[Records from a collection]

__________

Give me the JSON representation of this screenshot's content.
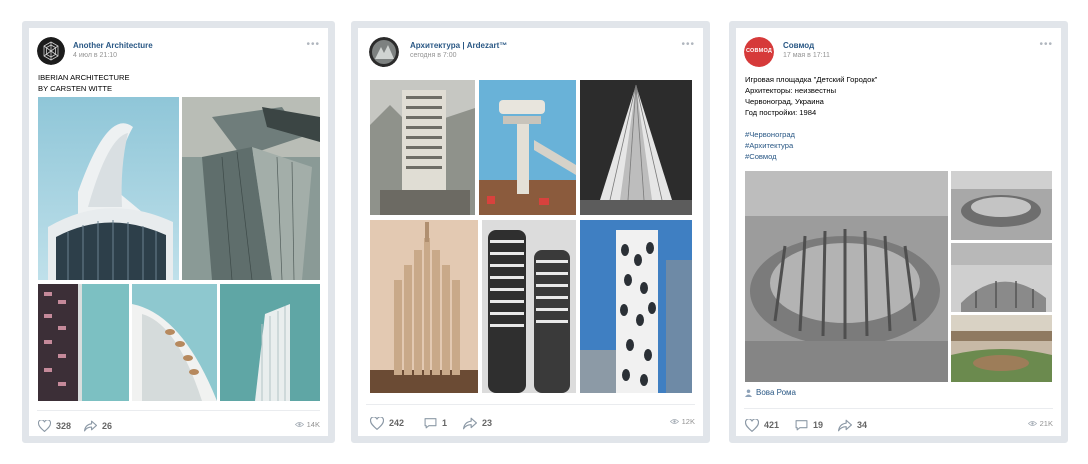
{
  "posts": [
    {
      "author": "Another Architecture",
      "date": "4 июл в 21:10",
      "text": [
        "IBERIAN ARCHITECTURE",
        "BY CARSTEN WITTE"
      ],
      "likes": "328",
      "shares": "26",
      "views": "14K"
    },
    {
      "author": "Архитектура | Ardezart™",
      "date": "сегодня в 7:00",
      "likes": "242",
      "comments": "1",
      "shares": "23",
      "views": "12K"
    },
    {
      "author": "Совмод",
      "avatar_text": "СОВМОД",
      "date": "17 мая в 17:11",
      "text": [
        "Игровая площадка \"Детский Городок\"",
        "Архитекторы: неизвестны",
        "Червоноград, Украина",
        "Год постройки: 1984"
      ],
      "hashtags": [
        "#Червоноград",
        "#Архитектура",
        "#Совмод"
      ],
      "signer": "Вова Рома",
      "likes": "421",
      "comments": "19",
      "shares": "34",
      "views": "21K"
    }
  ],
  "colors": {
    "link": "#2a5885",
    "muted": "#939393",
    "border": "#e1e5ea",
    "accent_sovmod": "#d63a3a"
  },
  "icons": {
    "more": "more-dots-icon",
    "like": "heart-icon",
    "comment": "comment-icon",
    "share": "share-arrow-icon",
    "views": "eye-icon",
    "signer": "user-icon"
  }
}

__________

- _What to work on_
Filter the listing above for the string "date" and copy every matching line.

- _Correct result_
      "date": "4 июл в 21:10",
      "date": "сегодня в 7:00",
      "date": "17 мая в 17:11",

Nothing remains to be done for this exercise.